*** Opening RECORDS FOR PROCESSING ***
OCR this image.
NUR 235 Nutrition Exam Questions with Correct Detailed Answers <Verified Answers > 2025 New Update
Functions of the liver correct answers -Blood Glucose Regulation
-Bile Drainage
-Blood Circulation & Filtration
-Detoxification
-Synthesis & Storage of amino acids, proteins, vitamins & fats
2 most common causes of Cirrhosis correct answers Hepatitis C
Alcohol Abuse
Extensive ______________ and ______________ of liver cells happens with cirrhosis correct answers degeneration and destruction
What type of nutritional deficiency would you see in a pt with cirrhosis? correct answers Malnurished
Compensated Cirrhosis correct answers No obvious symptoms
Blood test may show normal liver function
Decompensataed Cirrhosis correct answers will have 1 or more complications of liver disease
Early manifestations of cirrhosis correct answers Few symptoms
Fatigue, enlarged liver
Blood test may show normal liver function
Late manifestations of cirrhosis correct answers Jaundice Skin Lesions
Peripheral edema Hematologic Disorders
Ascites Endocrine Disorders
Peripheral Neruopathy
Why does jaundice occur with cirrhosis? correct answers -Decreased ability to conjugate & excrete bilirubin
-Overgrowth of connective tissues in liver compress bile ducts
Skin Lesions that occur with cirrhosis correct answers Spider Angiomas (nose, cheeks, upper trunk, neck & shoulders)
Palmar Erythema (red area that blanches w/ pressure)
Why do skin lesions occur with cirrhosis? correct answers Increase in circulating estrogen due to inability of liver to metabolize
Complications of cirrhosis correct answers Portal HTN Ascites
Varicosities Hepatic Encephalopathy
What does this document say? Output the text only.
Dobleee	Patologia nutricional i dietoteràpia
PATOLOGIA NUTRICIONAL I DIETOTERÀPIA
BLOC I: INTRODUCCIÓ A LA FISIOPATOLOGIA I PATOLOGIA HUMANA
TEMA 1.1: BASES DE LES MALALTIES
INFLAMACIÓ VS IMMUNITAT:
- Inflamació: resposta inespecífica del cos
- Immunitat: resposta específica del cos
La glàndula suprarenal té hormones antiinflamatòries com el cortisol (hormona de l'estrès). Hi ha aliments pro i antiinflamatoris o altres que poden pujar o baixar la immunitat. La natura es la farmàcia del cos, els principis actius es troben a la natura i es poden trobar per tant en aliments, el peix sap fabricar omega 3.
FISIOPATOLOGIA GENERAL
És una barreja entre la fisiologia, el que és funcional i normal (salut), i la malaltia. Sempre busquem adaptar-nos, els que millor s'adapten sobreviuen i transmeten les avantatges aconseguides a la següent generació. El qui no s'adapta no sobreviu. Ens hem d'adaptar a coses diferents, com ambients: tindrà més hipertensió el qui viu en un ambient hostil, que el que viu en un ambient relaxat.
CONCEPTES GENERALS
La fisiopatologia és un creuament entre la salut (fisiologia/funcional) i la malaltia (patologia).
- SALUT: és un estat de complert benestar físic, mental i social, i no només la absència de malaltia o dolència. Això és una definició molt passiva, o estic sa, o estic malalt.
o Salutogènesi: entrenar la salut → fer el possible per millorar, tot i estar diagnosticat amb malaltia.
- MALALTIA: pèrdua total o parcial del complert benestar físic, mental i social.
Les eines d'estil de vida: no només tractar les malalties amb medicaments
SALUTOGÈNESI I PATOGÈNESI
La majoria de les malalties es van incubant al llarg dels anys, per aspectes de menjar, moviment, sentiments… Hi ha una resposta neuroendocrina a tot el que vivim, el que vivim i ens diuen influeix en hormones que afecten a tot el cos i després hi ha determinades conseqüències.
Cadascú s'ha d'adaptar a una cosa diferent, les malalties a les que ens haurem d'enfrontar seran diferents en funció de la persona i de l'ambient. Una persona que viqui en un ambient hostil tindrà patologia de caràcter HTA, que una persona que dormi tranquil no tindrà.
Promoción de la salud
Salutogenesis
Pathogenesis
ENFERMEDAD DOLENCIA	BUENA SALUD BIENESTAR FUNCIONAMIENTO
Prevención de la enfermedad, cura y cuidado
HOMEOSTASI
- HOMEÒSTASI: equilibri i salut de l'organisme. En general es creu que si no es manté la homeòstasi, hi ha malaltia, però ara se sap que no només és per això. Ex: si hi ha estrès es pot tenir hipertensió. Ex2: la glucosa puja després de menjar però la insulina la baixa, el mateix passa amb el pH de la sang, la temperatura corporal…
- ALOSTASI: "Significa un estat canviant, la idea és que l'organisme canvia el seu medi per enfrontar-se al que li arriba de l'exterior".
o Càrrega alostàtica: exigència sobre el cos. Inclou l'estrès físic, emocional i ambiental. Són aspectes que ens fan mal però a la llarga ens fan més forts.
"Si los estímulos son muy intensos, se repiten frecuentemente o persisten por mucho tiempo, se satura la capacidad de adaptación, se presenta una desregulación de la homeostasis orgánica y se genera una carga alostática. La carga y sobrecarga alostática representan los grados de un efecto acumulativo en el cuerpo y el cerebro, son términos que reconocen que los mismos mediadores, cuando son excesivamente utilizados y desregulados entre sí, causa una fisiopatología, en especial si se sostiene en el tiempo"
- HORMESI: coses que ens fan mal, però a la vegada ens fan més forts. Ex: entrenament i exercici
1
*** Closing RECORDS FOR PROCESSING ***
* **PROBLEM DESCRIPTION**: Your reply should consist of the records, duplicated exactly.

* **RESPONSE TO THE TASK**:
OCR this image.
NUR 235 Nutrition Exam Questions with Correct Detailed Answers <Verified Answers > 2025 New Update
Functions of the liver correct answers -Blood Glucose Regulation
-Bile Drainage
-Blood Circulation & Filtration
-Detoxification
-Synthesis & Storage of amino acids, proteins, vitamins & fats
2 most common causes of Cirrhosis correct answers Hepatitis C
Alcohol Abuse
Extensive ______________ and ______________ of liver cells happens with cirrhosis correct answers degeneration and destruction
What type of nutritional deficiency would you see in a pt with cirrhosis? correct answers Malnurished
Compensated Cirrhosis correct answers No obvious symptoms
Blood test may show normal liver function
Decompensataed Cirrhosis correct answers will have 1 or more complications of liver disease
Early manifestations of cirrhosis correct answers Few symptoms
Fatigue, enlarged liver
Blood test may show normal liver function
Late manifestations of cirrhosis correct answers Jaundice Skin Lesions
Peripheral edema Hematologic Disorders
Ascites Endocrine Disorders
Peripheral Neruopathy
Why does jaundice occur with cirrhosis? correct answers -Decreased ability to conjugate & excrete bilirubin
-Overgrowth of connective tissues in liver compress bile ducts
Skin Lesions that occur with cirrhosis correct answers Spider Angiomas (nose, cheeks, upper trunk, neck & shoulders)
Palmar Erythema (red area that blanches w/ pressure)
Why do skin lesions occur with cirrhosis? correct answers Increase in circulating estrogen due to inability of liver to metabolize
Complications of cirrhosis correct answers Portal HTN Ascites
Varicosities Hepatic Encephalopathy
What does this document say? Output the text only.
Dobleee	Patologia nutricional i dietoteràpia
PATOLOGIA NUTRICIONAL I DIETOTERÀPIA
BLOC I: INTRODUCCIÓ A LA FISIOPATOLOGIA I PATOLOGIA HUMANA
TEMA 1.1: BASES DE LES MALALTIES
INFLAMACIÓ VS IMMUNITAT:
- Inflamació: resposta inespecífica del cos
- Immunitat: resposta específica del cos
La glàndula suprarenal té hormones antiinflamatòries com el cortisol (hormona de l'estrès). Hi ha aliments pro i antiinflamatoris o altres que poden pujar o baixar la immunitat. La natura es la farmàcia del cos, els principis actius es troben a la natura i es poden trobar per tant en aliments, el peix sap fabricar omega 3.
FISIOPATOLOGIA GENERAL
És una barreja entre la fisiologia, el que és funcional i normal (salut), i la malaltia. Sempre busquem adaptar-nos, els que millor s'adapten sobreviuen i transmeten les avantatges aconseguides a la següent generació. El qui no s'adapta no sobreviu. Ens hem d'adaptar a coses diferents, com ambients: tindrà més hipertensió el qui viu en un ambient hostil, que el que viu en un ambient relaxat.
CONCEPTES GENERALS
La fisiopatologia és un creuament entre la salut (fisiologia/funcional) i la malaltia (patologia).
- SALUT: és un estat de complert benestar físic, mental i social, i no només la absència de malaltia o dolència. Això és una definició molt passiva, o estic sa, o estic malalt.
o Salutogènesi: entrenar la salut → fer el possible per millorar, tot i estar diagnosticat amb malaltia.
- MALALTIA: pèrdua total o parcial del complert benestar físic, mental i social.
Les eines d'estil de vida: no només tractar les malalties amb medicaments
SALUTOGÈNESI I PATOGÈNESI
La majoria de les malalties es van incubant al llarg dels anys, per aspectes de menjar, moviment, sentiments… Hi ha una resposta neuroendocrina a tot el que vivim, el que vivim i ens diuen influeix en hormones que afecten a tot el cos i després hi ha determinades conseqüències.
Cadascú s'ha d'adaptar a una cosa diferent, les malalties a les que ens haurem d'enfrontar seran diferents en funció de la persona i de l'ambient. Una persona que viqui en un ambient hostil tindrà patologia de caràcter HTA, que una persona que dormi tranquil no tindrà.
Promoción de la salud
Salutogenesis
Pathogenesis
ENFERMEDAD DOLENCIA	BUENA SALUD BIENESTAR FUNCIONAMIENTO
Prevención de la enfermedad, cura y cuidado
HOMEOSTASI
- HOMEÒSTASI: equilibri i salut de l'organisme. En general es creu que si no es manté la homeòstasi, hi ha malaltia, però ara se sap que no només és per això. Ex: si hi ha estrès es pot tenir hipertensió. Ex2: la glucosa puja després de menjar però la insulina la baixa, el mateix passa amb el pH de la sang, la temperatura corporal…
- ALOSTASI: "Significa un estat canviant, la idea és que l'organisme canvia el seu medi per enfrontar-se al que li arriba de l'exterior".
o Càrrega alostàtica: exigència sobre el cos. Inclou l'estrès físic, emocional i ambiental. Són aspectes que ens fan mal però a la llarga ens fan més forts.
"Si los estímulos son muy intensos, se repiten frecuentemente o persisten por mucho tiempo, se satura la capacidad de adaptación, se presenta una desregulación de la homeostasis orgánica y se genera una carga alostática. La carga y sobrecarga alostática representan los grados de un efecto acumulativo en el cuerpo y el cerebro, son términos que reconocen que los mismos mediadores, cuando son excesivamente utilizados y desregulados entre sí, causa una fisiopatología, en especial si se sostiene en el tiempo"
- HORMESI: coses que ens fan mal, però a la vegada ens fan més forts. Ex: entrenament i exercici
1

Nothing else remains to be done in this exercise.